** Start **

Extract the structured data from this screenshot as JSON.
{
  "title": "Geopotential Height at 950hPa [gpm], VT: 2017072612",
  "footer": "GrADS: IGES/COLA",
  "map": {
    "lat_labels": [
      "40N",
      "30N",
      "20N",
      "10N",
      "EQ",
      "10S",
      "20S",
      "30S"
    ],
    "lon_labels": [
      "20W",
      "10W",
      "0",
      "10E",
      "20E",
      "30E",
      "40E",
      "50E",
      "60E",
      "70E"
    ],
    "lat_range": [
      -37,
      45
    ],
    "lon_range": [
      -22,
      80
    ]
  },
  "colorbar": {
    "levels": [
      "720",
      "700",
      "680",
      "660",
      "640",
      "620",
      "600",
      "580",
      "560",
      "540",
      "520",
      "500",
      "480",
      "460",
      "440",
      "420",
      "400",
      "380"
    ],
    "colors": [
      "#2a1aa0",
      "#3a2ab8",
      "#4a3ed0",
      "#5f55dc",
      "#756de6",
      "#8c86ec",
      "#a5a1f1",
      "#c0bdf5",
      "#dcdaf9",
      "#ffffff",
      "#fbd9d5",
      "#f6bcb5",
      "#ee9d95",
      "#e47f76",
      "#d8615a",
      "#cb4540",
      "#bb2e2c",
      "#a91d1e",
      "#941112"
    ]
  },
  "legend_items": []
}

** End **

*What to do*.
Reproduce the data in full, exactly as presented.

*Solution for this problem*.
Extract the structured data from this screenshot as JSON.
{
  "title": "Geopotential Height at 950hPa [gpm], VT: 2017072612",
  "footer": "GrADS: IGES/COLA",
  "map": {
    "lat_labels": [
      "40N",
      "30N",
      "20N",
      "10N",
      "EQ",
      "10S",
      "20S",
      "30S"
    ],
    "lon_labels": [
      "20W",
      "10W",
      "0",
      "10E",
      "20E",
      "30E",
      "40E",
      "50E",
      "60E",
      "70E"
    ],
    "lat_range": [
      -37,
      45
    ],
    "lon_range": [
      -22,
      80
    ]
  },
  "colorbar": {
    "levels": [
      "720",
      "700",
      "680",
      "660",
      "640",
      "620",
      "600",
      "580",
      "560",
      "540",
      "520",
      "500",
      "480",
      "460",
      "440",
      "420",
      "400",
      "380"
    ],
    "colors": [
      "#2a1aa0",
      "#3a2ab8",
      "#4a3ed0",
      "#5f55dc",
      "#756de6",
      "#8c86ec",
      "#a5a1f1",
      "#c0bdf5",
      "#dcdaf9",
      "#ffffff",
      "#fbd9d5",
      "#f6bcb5",
      "#ee9d95",
      "#e47f76",
      "#d8615a",
      "#cb4540",
      "#bb2e2c",
      "#a91d1e",
      "#941112"
    ]
  },
  "legend_items": []
}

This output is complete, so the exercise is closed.